The tests above are most often prescribed (and covered by insurance) for people who already exhibit some symptoms of heart trouble. However, new technologies on the horizon are set to change the game in accurate prescreening.

For example, the noninvasive early screening tests being developed by startups HeartFlow and Cardisio will potentially save hundreds of people from having sudden unexpected heart attacks, which often strike with no warning signs.

Here are some possible symptoms:

  • chest pain
  • shortness of breath
  • sweating
  • weakness
  • dizziness
  • nausea
  • rapid heartbeat or palpitations

Avoiding foods high in saturated fat is strongly encouraged, Basina notes. The following can also help:

  • reducing weight if overweight
  • increasing consumption of vegetables and low fat dairy products
  • avoiding excessive alcohol consumption
  • increasing physical activity

There are a few type 2 diabetes medications that are designed both to help with blood sugar management and protect the heart.

While those drugs aren’t currently approved by the Food and Drug Administration for use in treatment of type 1 diabetes, a significant number of people with T1D use them “off-label” under the care of a healthcare provider.

Here are the various type 2 diabetes medications that may also be prescribed, in some cases, to help with heart health:

  • metformin
  • glucagon-like peptide-1 (GLP-1) receptor agonists, including:
    • albiglutide (Tanzeum)
    • dulaglutide (Trulicit)
    • exenatide (Byetta)
    • extended-release exenatide (Bydureon)
    • liraglutide (Victoza)
    • lixisenatide (Adlyxin)
    • semaglutide (Ozempic, Rybelsus)
  • sodium-glucose transport protein 2 inhibitors (SGLT2s), including:
    • canagliflozin (Invokana)

•••••

Exercise set:
1: Answer these questions from the heart-health passage:
(a) Which two startups are developing noninvasive early screening tests?
(b) What kind of foods does Basina strongly encourage avoiding?
(c) What brand name is given for liraglutide?
2: Please copy the part of the heart-health passage that begins at the words "While those drugs" and stops after "semaglutide (Ozempic, Rybelsus)".
3: List every possible symptom named in the heart-health passage.

•••••

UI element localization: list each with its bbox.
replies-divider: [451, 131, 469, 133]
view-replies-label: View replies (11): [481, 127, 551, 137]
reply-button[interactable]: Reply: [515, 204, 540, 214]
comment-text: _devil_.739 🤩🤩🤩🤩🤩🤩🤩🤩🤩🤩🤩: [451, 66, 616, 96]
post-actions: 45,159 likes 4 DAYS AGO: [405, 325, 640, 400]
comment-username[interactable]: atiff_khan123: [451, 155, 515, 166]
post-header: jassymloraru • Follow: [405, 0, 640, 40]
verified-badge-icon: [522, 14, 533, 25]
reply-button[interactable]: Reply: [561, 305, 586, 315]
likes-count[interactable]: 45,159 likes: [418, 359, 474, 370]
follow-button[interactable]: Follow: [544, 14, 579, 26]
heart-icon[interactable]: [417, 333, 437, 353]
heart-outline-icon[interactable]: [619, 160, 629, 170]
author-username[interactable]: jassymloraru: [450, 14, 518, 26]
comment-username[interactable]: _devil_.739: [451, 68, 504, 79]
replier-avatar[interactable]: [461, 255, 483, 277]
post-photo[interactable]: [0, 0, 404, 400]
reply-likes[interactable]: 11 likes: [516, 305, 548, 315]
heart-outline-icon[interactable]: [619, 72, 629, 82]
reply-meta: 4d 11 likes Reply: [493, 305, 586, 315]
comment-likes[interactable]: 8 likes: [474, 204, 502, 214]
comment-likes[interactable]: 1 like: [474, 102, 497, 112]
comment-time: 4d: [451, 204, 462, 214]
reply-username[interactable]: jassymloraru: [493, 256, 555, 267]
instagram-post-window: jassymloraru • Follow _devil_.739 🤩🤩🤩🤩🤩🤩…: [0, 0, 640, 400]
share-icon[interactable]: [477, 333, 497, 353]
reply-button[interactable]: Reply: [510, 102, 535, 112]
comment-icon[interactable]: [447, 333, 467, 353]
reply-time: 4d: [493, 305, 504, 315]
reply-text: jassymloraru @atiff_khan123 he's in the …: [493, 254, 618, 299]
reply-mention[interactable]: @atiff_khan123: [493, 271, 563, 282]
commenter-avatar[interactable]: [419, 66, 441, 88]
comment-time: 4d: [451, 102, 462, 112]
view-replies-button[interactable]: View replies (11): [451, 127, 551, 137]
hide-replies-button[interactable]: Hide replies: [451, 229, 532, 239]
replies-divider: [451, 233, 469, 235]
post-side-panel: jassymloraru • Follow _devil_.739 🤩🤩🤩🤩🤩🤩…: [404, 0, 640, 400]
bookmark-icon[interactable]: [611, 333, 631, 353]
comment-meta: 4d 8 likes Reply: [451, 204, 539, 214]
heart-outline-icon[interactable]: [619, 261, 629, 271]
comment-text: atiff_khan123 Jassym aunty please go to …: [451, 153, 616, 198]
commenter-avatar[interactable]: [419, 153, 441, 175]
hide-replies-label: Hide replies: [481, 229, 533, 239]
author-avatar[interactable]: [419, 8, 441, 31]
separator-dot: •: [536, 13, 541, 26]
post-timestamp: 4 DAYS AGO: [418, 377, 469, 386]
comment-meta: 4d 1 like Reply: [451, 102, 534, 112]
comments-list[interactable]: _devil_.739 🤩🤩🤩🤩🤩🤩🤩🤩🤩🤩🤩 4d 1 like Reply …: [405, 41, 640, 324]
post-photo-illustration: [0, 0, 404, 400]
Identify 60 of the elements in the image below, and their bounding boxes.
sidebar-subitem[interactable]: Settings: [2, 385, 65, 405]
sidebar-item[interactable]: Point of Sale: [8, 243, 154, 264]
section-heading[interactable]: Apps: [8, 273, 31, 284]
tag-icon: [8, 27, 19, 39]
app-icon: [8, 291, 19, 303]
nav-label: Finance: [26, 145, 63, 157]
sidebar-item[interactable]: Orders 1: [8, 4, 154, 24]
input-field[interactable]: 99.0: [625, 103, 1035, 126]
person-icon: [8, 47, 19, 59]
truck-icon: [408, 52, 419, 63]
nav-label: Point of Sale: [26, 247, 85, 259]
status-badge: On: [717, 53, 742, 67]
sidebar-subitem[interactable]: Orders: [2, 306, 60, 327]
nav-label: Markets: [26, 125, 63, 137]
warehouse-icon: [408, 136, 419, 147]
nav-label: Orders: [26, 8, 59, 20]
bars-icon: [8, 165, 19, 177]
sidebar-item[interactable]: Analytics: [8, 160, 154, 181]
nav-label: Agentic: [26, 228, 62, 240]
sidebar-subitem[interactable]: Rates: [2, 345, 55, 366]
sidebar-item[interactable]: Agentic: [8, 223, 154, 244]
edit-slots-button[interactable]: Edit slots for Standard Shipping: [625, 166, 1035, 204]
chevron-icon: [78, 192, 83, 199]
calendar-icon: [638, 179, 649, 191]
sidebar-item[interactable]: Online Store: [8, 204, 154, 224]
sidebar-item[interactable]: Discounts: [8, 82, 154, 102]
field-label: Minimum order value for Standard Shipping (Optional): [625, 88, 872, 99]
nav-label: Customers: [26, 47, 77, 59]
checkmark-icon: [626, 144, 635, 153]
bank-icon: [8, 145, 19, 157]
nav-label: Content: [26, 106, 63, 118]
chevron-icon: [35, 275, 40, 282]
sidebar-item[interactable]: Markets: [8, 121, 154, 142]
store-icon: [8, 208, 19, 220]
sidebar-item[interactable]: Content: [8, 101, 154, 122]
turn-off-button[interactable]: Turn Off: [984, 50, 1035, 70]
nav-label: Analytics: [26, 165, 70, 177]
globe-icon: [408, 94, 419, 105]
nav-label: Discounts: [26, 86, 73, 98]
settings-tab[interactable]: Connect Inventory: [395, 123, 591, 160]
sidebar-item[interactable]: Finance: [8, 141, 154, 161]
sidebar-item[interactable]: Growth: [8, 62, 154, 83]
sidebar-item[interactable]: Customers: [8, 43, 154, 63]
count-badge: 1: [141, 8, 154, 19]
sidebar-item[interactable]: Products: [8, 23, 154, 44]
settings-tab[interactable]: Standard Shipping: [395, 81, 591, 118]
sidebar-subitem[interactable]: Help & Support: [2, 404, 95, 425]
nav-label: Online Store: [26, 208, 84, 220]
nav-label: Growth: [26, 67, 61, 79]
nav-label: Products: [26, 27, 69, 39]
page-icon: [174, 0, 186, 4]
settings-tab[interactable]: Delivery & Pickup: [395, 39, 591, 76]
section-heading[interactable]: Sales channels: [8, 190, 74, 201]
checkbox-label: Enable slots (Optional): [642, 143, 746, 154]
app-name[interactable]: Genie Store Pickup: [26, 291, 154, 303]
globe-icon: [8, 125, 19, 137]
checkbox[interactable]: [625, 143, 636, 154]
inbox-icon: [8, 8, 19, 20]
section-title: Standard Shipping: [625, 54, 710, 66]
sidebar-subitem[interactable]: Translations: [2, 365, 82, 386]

•••••

Responses by task:
1:
(a) HeartFlow and Cardisio
(b) Foods high in saturated fat
(c) Victoza

2:
While those drugs aren’t currently approved by the Food and Drug Administration for use in treatment of type 1 diabetes, a significant number of people with T1D use them “off-label” under the care of a healthcare provider.

Here are the various type 2 diabetes medications that may also be prescribed, in some cases, to help with heart health:

  • metformin
  • glucagon-like peptide-1 (GLP-1) receptor agonists, including:
    • albiglutide (Tanzeum)
    • dulaglutide (Trulicit)
    • exenatide (Byetta)
    • extended-release exenatide (Bydureon)
    • liraglutide (Victoza)
    • lixisenatide (Adlyxin)
    • semaglutide (Ozempic, Rybelsus)

3:
chest pain
shortness of breath
sweating
weakness
dizziness
nausea
rapid heartbeat or palpitations